Aim
Go through the material below and copy each line where the word "title" appears.

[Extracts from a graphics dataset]

________________________________________

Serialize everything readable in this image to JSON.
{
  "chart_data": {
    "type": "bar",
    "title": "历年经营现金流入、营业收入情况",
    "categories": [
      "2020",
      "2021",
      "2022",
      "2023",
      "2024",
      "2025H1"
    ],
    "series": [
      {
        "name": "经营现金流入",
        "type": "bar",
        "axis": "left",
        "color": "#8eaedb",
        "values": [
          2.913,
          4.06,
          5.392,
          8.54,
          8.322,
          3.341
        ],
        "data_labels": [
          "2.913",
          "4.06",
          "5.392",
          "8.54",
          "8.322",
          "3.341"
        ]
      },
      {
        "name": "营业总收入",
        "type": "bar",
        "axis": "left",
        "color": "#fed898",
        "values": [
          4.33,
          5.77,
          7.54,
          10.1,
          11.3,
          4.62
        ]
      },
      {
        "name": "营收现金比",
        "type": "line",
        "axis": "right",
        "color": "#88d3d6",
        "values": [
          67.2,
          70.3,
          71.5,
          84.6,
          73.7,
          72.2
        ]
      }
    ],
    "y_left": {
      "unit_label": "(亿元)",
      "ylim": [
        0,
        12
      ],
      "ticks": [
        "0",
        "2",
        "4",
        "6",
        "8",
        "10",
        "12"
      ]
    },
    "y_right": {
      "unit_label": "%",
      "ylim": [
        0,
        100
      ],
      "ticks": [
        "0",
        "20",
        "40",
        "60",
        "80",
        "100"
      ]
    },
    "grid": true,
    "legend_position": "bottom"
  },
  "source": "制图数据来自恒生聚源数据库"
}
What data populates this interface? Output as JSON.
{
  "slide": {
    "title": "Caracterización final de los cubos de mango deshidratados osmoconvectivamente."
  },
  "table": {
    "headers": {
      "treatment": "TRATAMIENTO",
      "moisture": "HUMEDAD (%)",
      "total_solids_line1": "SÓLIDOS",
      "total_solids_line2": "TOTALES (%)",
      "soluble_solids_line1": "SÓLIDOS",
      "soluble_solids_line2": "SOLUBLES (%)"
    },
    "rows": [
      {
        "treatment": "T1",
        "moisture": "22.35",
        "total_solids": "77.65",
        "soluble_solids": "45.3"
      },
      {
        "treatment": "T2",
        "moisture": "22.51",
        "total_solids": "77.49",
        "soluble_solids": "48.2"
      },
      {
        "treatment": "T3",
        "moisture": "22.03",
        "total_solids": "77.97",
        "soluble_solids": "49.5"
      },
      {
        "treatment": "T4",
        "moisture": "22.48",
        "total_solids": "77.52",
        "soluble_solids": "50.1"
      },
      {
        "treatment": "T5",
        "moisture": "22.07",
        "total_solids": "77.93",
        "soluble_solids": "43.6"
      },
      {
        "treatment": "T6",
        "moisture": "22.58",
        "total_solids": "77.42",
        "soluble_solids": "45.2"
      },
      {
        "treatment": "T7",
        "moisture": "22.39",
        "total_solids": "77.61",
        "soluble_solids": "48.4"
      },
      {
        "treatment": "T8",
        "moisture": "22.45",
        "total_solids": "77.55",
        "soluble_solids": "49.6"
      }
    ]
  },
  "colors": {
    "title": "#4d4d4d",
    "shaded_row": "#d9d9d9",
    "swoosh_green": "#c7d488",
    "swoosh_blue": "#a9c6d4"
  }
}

________________________________________

Result for this task
    "title": "历年经营现金流入、营业收入情况",
    "title": "Caracterización final de los cubos de mango deshidratados osmoconvectivamente."
    "title": "#4d4d4d",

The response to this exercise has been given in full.